Task description. Go through the entries below and write each one out exactly.

(Dataset items)
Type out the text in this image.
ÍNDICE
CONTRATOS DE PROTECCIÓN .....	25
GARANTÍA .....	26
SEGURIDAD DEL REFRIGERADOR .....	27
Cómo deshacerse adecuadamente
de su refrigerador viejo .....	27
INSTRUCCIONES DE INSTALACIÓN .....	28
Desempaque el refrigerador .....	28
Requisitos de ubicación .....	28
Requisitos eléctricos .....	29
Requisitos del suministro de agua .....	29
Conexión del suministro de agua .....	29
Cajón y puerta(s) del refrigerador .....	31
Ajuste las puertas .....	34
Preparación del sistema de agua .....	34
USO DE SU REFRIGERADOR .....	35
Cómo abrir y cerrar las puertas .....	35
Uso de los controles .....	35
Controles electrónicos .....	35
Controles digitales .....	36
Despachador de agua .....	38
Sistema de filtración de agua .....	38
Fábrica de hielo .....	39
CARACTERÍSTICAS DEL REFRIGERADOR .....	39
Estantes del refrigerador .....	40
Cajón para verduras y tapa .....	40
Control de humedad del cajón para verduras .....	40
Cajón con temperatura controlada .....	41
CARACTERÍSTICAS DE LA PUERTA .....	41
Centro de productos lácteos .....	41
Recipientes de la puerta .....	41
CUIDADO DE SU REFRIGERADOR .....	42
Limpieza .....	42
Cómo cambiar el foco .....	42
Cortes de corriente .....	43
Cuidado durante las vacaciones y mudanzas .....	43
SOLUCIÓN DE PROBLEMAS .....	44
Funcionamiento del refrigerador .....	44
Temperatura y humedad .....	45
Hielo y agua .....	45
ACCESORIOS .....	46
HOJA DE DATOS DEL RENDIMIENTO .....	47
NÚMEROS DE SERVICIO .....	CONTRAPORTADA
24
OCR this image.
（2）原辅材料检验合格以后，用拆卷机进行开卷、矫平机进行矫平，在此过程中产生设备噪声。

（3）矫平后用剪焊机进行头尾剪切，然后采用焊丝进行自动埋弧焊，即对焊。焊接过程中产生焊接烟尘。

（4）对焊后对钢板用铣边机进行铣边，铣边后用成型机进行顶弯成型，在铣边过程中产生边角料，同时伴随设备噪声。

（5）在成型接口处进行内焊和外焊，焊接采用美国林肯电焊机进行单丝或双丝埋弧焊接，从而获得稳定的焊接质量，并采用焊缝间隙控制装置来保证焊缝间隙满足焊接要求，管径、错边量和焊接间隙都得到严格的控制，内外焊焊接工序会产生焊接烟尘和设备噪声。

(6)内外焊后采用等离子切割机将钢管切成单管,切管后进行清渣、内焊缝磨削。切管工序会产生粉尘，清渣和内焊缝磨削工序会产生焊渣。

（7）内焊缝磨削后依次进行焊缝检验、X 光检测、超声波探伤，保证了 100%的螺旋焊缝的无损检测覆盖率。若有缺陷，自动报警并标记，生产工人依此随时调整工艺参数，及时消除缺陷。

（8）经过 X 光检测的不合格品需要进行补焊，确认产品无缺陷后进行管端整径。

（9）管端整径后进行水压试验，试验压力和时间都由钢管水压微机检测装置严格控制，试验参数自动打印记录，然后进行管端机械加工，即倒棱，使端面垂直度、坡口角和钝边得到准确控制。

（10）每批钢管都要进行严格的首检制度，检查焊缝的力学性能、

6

Solution for this exercise.
Type out the text in this image.
ÍNDICE
CONTRATOS DE PROTECCIÓN .....	25
GARANTÍA .....	26
SEGURIDAD DEL REFRIGERADOR .....	27
Cómo deshacerse adecuadamente
de su refrigerador viejo .....	27
INSTRUCCIONES DE INSTALACIÓN .....	28
Desempaque el refrigerador .....	28
Requisitos de ubicación .....	28
Requisitos eléctricos .....	29
Requisitos del suministro de agua .....	29
Conexión del suministro de agua .....	29
Cajón y puerta(s) del refrigerador .....	31
Ajuste las puertas .....	34
Preparación del sistema de agua .....	34
USO DE SU REFRIGERADOR .....	35
Cómo abrir y cerrar las puertas .....	35
Uso de los controles .....	35
Controles electrónicos .....	35
Controles digitales .....	36
Despachador de agua .....	38
Sistema de filtración de agua .....	38
Fábrica de hielo .....	39
CARACTERÍSTICAS DEL REFRIGERADOR .....	39
Estantes del refrigerador .....	40
Cajón para verduras y tapa .....	40
Control de humedad del cajón para verduras .....	40
Cajón con temperatura controlada .....	41
CARACTERÍSTICAS DE LA PUERTA .....	41
Centro de productos lácteos .....	41
Recipientes de la puerta .....	41
CUIDADO DE SU REFRIGERADOR .....	42
Limpieza .....	42
Cómo cambiar el foco .....	42
Cortes de corriente .....	43
Cuidado durante las vacaciones y mudanzas .....	43
SOLUCIÓN DE PROBLEMAS .....	44
Funcionamiento del refrigerador .....	44
Temperatura y humedad .....	45
Hielo y agua .....	45
ACCESORIOS .....	46
HOJA DE DATOS DEL RENDIMIENTO .....	47
NÚMEROS DE SERVICIO .....	CONTRAPORTADA
24
OCR this image.
（2）原辅材料检验合格以后，用拆卷机进行开卷、矫平机进行矫平，在此过程中产生设备噪声。

（3）矫平后用剪焊机进行头尾剪切，然后采用焊丝进行自动埋弧焊，即对焊。焊接过程中产生焊接烟尘。

（4）对焊后对钢板用铣边机进行铣边，铣边后用成型机进行顶弯成型，在铣边过程中产生边角料，同时伴随设备噪声。

（5）在成型接口处进行内焊和外焊，焊接采用美国林肯电焊机进行单丝或双丝埋弧焊接，从而获得稳定的焊接质量，并采用焊缝间隙控制装置来保证焊缝间隙满足焊接要求，管径、错边量和焊接间隙都得到严格的控制，内外焊焊接工序会产生焊接烟尘和设备噪声。

(6)内外焊后采用等离子切割机将钢管切成单管,切管后进行清渣、内焊缝磨削。切管工序会产生粉尘，清渣和内焊缝磨削工序会产生焊渣。

（7）内焊缝磨削后依次进行焊缝检验、X 光检测、超声波探伤，保证了 100%的螺旋焊缝的无损检测覆盖率。若有缺陷，自动报警并标记，生产工人依此随时调整工艺参数，及时消除缺陷。

（8）经过 X 光检测的不合格品需要进行补焊，确认产品无缺陷后进行管端整径。

（9）管端整径后进行水压试验，试验压力和时间都由钢管水压微机检测装置严格控制，试验参数自动打印记录，然后进行管端机械加工，即倒棱，使端面垂直度、坡口角和钝边得到准确控制。

（10）每批钢管都要进行严格的首检制度，检查焊缝的力学性能、

6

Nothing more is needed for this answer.